**PROVIDED ENTRIES**
Start

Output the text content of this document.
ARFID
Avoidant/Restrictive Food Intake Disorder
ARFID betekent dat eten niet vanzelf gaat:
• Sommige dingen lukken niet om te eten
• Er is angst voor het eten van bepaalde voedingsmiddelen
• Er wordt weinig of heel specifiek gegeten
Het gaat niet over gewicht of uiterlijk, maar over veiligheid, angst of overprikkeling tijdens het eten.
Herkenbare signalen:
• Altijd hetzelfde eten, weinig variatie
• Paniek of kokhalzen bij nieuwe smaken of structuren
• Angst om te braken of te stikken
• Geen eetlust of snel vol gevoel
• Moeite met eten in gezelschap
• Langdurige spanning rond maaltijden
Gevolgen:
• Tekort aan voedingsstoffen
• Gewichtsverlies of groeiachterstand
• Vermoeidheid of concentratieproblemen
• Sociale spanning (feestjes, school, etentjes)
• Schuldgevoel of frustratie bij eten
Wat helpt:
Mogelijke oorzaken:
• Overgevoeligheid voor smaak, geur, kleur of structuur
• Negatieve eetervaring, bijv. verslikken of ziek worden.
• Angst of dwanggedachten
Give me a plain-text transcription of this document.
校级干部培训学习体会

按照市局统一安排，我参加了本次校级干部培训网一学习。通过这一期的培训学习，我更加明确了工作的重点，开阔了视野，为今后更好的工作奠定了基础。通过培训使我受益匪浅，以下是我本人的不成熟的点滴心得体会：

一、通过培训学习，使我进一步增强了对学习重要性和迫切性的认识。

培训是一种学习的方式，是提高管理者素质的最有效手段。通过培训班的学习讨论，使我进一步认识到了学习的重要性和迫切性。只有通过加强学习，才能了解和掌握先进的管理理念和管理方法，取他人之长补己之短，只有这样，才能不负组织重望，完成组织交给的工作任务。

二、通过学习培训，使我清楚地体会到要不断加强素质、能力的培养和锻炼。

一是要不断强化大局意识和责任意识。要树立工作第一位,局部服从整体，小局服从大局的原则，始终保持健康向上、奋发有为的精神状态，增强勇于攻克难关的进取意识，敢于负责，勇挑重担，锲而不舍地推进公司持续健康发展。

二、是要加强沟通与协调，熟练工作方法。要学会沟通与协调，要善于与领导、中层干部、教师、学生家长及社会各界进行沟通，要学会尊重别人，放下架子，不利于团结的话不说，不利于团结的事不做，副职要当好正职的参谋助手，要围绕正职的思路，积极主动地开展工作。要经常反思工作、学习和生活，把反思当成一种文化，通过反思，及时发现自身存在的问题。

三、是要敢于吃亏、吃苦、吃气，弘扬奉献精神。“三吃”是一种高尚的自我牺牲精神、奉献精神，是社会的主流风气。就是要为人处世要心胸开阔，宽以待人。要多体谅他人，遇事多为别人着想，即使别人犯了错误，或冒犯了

End

**YOUR INSTRUCTIONS**
Exact copies of all the records are required.

**WRITTEN RESPONSE**
Output the text content of this document.
ARFID
Avoidant/Restrictive Food Intake Disorder
ARFID betekent dat eten niet vanzelf gaat:
• Sommige dingen lukken niet om te eten
• Er is angst voor het eten van bepaalde voedingsmiddelen
• Er wordt weinig of heel specifiek gegeten
Het gaat niet over gewicht of uiterlijk, maar over veiligheid, angst of overprikkeling tijdens het eten.
Herkenbare signalen:
• Altijd hetzelfde eten, weinig variatie
• Paniek of kokhalzen bij nieuwe smaken of structuren
• Angst om te braken of te stikken
• Geen eetlust of snel vol gevoel
• Moeite met eten in gezelschap
• Langdurige spanning rond maaltijden
Gevolgen:
• Tekort aan voedingsstoffen
• Gewichtsverlies of groeiachterstand
• Vermoeidheid of concentratieproblemen
• Sociale spanning (feestjes, school, etentjes)
• Schuldgevoel of frustratie bij eten
Wat helpt:
Mogelijke oorzaken:
• Overgevoeligheid voor smaak, geur, kleur of structuur
• Negatieve eetervaring, bijv. verslikken of ziek worden.
• Angst of dwanggedachten
Give me a plain-text transcription of this document.
校级干部培训学习体会

按照市局统一安排，我参加了本次校级干部培训网一学习。通过这一期的培训学习，我更加明确了工作的重点，开阔了视野，为今后更好的工作奠定了基础。通过培训使我受益匪浅，以下是我本人的不成熟的点滴心得体会：

一、通过培训学习，使我进一步增强了对学习重要性和迫切性的认识。

培训是一种学习的方式，是提高管理者素质的最有效手段。通过培训班的学习讨论，使我进一步认识到了学习的重要性和迫切性。只有通过加强学习，才能了解和掌握先进的管理理念和管理方法，取他人之长补己之短，只有这样，才能不负组织重望，完成组织交给的工作任务。

二、通过学习培训，使我清楚地体会到要不断加强素质、能力的培养和锻炼。

一是要不断强化大局意识和责任意识。要树立工作第一位,局部服从整体，小局服从大局的原则，始终保持健康向上、奋发有为的精神状态，增强勇于攻克难关的进取意识，敢于负责，勇挑重担，锲而不舍地推进公司持续健康发展。

二、是要加强沟通与协调，熟练工作方法。要学会沟通与协调，要善于与领导、中层干部、教师、学生家长及社会各界进行沟通，要学会尊重别人，放下架子，不利于团结的话不说，不利于团结的事不做，副职要当好正职的参谋助手，要围绕正职的思路，积极主动地开展工作。要经常反思工作、学习和生活，把反思当成一种文化，通过反思，及时发现自身存在的问题。

三、是要敢于吃亏、吃苦、吃气，弘扬奉献精神。“三吃”是一种高尚的自我牺牲精神、奉献精神，是社会的主流风气。就是要为人处世要心胸开阔，宽以待人。要多体谅他人，遇事多为别人着想，即使别人犯了错误，或冒犯了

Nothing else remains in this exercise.